## Task
Starting at the line with "Read this page and output its text content." in it, reproduce each line below through the last one, exactly, and include nothing else.

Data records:

[Begin]

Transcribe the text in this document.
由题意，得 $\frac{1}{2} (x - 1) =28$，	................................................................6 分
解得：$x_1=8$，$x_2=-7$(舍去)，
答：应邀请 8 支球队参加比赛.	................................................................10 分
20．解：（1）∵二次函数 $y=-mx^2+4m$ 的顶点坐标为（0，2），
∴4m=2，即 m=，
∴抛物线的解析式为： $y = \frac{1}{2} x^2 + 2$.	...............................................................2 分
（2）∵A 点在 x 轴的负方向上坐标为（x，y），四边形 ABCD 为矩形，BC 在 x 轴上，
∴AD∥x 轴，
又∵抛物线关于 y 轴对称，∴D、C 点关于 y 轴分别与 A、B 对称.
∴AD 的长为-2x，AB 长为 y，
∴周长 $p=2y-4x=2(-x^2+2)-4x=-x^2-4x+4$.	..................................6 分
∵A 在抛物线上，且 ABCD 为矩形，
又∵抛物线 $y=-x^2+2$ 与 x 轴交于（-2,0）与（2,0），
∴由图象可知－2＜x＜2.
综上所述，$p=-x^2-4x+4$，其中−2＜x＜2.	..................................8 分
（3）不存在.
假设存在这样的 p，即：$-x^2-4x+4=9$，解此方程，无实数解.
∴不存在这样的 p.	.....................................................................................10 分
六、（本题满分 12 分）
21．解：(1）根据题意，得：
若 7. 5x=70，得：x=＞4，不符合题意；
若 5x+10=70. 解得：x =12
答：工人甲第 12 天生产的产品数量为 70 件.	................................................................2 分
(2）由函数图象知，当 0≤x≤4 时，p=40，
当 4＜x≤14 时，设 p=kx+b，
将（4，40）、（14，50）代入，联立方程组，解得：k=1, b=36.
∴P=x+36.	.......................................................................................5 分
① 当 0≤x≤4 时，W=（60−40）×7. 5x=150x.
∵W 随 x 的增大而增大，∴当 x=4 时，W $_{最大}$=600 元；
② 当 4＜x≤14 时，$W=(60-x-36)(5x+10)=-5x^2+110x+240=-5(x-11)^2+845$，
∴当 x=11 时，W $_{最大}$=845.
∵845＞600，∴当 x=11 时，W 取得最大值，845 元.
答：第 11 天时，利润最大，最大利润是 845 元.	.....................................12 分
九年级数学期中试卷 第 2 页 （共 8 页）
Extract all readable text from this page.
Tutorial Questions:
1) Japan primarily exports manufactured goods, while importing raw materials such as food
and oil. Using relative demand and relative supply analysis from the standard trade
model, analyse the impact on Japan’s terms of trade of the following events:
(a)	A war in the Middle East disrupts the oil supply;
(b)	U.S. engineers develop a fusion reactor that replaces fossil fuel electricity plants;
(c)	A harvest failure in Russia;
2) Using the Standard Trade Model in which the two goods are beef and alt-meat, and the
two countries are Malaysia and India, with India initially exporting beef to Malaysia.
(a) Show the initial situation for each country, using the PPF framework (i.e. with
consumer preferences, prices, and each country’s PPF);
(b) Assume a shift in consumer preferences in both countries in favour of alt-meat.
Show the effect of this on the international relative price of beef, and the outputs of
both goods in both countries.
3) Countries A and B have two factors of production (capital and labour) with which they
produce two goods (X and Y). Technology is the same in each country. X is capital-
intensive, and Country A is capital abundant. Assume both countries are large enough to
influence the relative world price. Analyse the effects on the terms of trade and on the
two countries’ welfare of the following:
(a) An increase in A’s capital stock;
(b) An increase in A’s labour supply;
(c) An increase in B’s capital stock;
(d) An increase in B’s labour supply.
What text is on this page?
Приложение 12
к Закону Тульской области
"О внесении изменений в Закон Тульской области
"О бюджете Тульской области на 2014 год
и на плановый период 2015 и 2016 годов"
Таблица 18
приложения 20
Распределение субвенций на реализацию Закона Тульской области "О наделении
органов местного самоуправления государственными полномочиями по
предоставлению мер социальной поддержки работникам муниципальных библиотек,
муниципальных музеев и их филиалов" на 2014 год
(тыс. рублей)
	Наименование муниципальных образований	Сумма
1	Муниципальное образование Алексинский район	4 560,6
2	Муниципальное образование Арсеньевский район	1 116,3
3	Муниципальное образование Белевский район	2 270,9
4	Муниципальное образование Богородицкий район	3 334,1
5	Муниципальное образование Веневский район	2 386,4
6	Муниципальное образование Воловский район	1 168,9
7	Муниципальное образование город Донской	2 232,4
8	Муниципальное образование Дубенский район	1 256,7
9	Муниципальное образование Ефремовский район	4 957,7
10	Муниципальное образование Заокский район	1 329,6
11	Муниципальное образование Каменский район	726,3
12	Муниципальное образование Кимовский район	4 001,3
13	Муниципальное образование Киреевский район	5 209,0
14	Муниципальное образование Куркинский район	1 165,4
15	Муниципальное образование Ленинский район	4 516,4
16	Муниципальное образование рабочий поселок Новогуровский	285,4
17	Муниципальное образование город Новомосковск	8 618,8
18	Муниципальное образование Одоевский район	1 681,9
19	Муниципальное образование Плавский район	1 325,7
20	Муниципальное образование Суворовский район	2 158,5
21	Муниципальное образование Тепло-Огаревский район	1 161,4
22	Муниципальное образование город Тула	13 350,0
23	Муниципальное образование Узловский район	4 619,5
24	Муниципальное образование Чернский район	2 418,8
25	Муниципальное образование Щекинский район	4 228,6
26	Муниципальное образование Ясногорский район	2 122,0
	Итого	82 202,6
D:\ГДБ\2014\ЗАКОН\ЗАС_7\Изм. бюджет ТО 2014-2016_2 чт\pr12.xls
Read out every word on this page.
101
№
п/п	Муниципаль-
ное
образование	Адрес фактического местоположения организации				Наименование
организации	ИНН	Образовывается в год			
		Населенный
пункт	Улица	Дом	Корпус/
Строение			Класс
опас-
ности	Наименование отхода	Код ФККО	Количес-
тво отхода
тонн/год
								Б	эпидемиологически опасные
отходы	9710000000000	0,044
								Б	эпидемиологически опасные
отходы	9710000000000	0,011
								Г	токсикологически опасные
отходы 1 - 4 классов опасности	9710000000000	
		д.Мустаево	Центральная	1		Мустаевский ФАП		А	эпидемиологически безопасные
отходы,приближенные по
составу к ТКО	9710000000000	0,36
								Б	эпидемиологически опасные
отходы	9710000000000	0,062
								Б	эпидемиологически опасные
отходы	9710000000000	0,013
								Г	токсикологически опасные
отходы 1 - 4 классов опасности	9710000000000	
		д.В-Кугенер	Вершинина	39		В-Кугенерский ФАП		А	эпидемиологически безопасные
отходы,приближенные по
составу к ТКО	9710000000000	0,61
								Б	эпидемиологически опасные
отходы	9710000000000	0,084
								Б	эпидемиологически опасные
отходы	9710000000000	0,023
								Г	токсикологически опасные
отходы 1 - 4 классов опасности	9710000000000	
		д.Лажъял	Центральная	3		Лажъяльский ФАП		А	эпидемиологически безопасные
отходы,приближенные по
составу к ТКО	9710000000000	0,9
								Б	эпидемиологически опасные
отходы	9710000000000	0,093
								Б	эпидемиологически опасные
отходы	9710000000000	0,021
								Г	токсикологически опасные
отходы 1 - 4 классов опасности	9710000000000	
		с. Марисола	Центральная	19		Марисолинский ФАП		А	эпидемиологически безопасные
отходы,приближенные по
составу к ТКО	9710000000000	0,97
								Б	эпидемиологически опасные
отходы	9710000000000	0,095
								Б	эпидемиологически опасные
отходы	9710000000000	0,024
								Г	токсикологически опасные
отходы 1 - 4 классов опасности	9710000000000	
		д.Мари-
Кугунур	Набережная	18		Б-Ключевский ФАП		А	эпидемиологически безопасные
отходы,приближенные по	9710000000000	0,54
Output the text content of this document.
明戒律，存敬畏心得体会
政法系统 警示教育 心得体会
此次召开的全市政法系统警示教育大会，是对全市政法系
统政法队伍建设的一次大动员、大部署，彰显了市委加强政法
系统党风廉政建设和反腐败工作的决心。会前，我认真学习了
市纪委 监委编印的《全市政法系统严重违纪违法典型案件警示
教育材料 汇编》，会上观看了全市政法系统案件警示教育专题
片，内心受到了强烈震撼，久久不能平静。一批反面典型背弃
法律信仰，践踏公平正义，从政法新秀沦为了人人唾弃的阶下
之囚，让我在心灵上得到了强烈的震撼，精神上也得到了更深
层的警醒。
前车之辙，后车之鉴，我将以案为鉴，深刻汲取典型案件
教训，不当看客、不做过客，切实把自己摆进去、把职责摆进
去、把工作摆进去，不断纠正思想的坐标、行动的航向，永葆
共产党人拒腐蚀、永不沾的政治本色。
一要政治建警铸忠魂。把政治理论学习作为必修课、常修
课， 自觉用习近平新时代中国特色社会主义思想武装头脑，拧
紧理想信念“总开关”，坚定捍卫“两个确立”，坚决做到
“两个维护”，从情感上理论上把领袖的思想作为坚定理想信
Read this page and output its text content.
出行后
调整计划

[End]

## The completed task
Read this page and output its text content.
出行后
调整计划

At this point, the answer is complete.